- DIRECTIONS FOR THIS TASK: Turn the lines between the line containing "data-point: [616, 539, 619, 542]" and the line containing "data-point: [781, 449, 785, 452]", inclusive, into a numbered list, leaving out any blank lines.

Spatial annotation records
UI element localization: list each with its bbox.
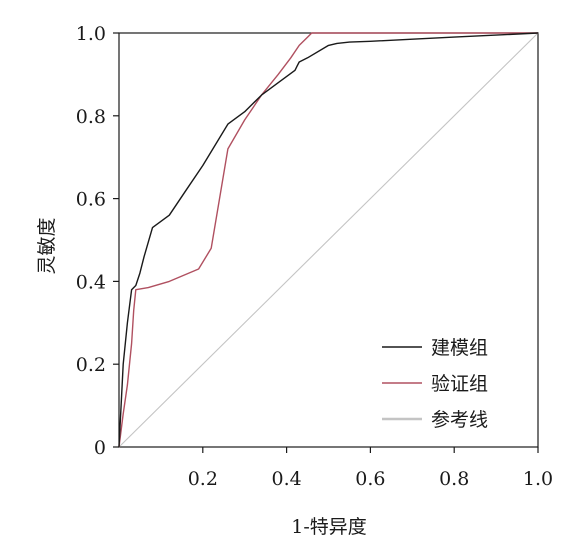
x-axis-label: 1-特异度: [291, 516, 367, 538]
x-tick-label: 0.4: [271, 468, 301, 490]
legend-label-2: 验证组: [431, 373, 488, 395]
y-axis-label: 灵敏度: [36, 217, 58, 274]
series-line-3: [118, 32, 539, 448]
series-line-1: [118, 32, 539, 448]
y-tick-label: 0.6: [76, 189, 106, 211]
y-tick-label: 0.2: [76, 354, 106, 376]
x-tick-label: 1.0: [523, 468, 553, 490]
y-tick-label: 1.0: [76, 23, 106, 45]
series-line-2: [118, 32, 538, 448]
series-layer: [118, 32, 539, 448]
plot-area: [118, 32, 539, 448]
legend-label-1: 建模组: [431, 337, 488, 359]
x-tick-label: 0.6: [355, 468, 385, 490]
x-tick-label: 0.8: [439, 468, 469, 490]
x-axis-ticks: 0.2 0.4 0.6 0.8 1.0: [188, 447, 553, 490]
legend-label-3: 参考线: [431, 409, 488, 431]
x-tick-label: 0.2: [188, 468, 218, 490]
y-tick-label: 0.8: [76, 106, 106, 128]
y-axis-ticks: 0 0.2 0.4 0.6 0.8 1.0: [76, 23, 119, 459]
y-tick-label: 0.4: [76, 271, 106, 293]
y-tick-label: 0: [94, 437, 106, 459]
* * *
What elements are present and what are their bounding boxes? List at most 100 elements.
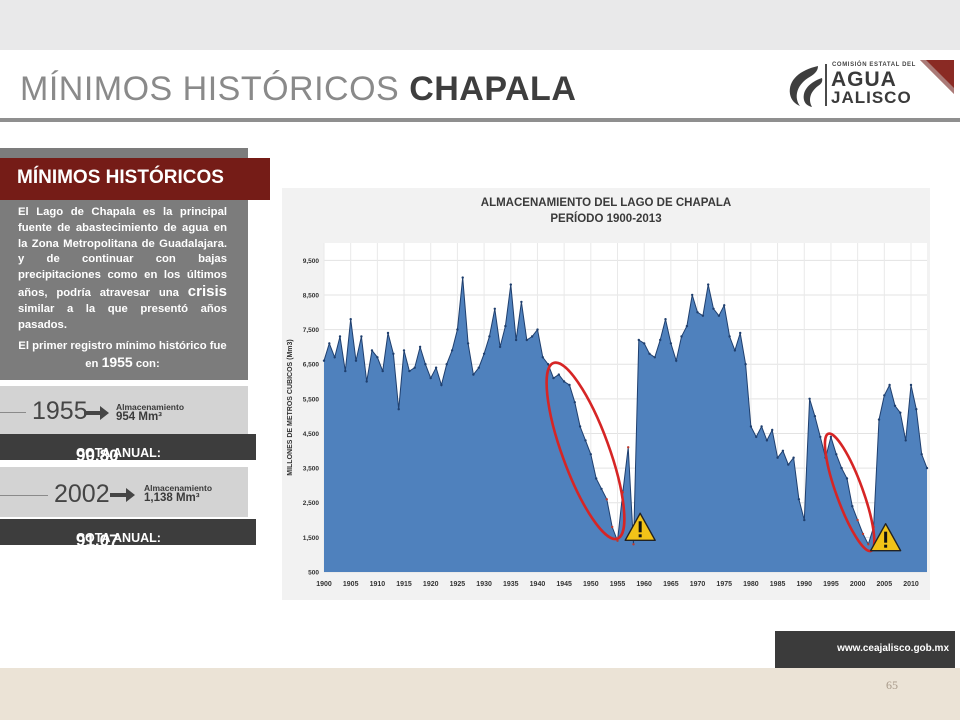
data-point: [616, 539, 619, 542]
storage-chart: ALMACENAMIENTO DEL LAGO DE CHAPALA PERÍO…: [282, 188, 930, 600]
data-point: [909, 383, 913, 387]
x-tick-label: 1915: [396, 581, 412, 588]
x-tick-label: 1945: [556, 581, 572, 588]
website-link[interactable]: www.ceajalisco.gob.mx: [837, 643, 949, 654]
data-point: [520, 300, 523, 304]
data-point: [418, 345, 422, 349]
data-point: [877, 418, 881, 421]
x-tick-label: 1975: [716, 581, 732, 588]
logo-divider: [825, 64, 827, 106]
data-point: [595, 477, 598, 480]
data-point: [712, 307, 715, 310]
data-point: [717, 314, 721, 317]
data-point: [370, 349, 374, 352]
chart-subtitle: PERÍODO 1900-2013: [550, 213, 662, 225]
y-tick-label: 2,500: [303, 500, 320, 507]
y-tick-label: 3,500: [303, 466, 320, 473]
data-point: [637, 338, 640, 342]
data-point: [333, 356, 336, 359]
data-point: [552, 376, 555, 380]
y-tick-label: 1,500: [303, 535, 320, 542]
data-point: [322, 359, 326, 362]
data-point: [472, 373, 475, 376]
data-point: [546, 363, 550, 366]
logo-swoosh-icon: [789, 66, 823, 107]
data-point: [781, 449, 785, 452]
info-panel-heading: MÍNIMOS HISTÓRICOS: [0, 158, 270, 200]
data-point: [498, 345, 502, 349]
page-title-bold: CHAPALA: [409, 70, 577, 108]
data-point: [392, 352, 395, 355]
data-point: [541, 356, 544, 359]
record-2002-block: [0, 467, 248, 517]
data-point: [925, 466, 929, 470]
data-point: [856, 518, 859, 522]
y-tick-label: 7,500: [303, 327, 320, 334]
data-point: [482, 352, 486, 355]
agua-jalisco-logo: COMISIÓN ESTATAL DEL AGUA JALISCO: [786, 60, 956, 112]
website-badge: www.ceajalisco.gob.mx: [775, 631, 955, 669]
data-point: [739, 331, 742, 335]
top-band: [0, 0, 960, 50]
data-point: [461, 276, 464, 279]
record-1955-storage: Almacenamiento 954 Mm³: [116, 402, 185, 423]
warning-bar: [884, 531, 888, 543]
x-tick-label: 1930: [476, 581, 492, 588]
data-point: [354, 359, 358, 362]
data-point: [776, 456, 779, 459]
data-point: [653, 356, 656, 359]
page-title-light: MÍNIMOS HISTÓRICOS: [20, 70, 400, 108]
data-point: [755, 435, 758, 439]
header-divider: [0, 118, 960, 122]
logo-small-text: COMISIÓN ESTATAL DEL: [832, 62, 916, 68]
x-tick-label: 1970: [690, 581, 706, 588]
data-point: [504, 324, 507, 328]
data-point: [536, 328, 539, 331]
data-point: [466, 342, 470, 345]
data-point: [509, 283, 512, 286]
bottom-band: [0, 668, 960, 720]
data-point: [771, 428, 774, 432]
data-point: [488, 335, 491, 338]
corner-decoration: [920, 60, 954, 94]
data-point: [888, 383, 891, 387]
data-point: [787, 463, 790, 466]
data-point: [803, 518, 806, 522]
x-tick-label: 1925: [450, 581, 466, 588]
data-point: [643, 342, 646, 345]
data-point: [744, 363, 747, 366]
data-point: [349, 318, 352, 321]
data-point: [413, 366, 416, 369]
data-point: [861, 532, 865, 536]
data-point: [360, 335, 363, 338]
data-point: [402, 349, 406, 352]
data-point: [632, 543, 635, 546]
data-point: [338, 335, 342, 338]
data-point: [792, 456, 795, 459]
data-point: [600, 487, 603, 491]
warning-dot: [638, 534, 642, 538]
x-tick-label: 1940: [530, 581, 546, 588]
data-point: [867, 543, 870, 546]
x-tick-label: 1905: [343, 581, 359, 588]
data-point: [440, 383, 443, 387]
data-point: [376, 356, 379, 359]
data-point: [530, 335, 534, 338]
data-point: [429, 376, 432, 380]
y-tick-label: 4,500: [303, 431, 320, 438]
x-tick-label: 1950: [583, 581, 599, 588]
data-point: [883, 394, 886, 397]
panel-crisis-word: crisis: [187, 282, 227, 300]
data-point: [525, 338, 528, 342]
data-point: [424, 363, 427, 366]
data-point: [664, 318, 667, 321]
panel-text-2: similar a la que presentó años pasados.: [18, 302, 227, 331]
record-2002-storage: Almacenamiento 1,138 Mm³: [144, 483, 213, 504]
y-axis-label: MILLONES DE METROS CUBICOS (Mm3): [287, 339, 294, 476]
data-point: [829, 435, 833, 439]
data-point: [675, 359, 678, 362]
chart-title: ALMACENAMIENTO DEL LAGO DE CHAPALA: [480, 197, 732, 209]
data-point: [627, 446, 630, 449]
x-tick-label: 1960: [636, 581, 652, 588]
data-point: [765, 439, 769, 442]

- THE RESPONSE:
1. data-point: [616, 539, 619, 542]
2. storage-chart: ALMACENAMIENTO DEL LAGO DE CHAPALA PERÍO…: [282, 188, 930, 600]
3. data-point: [909, 383, 913, 387]
4. x-tick-label: 1915: [396, 581, 412, 588]
5. x-tick-label: 1945: [556, 581, 572, 588]
6. website-link[interactable]: www.ceajalisco.gob.mx: [837, 643, 949, 654]
7. data-point: [520, 300, 523, 304]
8. data-point: [418, 345, 422, 349]
9. data-point: [877, 418, 881, 421]
10. x-tick-label: 1975: [716, 581, 732, 588]
11. logo-divider: [825, 64, 827, 106]
12. data-point: [595, 477, 598, 480]
13. data-point: [712, 307, 715, 310]
14. data-point: [717, 314, 721, 317]
15. data-point: [370, 349, 374, 352]
16. chart-subtitle: PERÍODO 1900-2013: [550, 213, 662, 225]
17. y-tick-label: 2,500: [303, 500, 320, 507]
18. y-tick-label: 3,500: [303, 466, 320, 473]
19. data-point: [637, 338, 640, 342]
20. data-point: [333, 356, 336, 359]
21. data-point: [552, 376, 555, 380]
22. y-tick-label: 1,500: [303, 535, 320, 542]
23. data-point: [322, 359, 326, 362]
24. data-point: [472, 373, 475, 376]
25. data-point: [546, 363, 550, 366]
26. logo-swoosh-icon: [789, 66, 823, 107]
27. data-point: [781, 449, 785, 452]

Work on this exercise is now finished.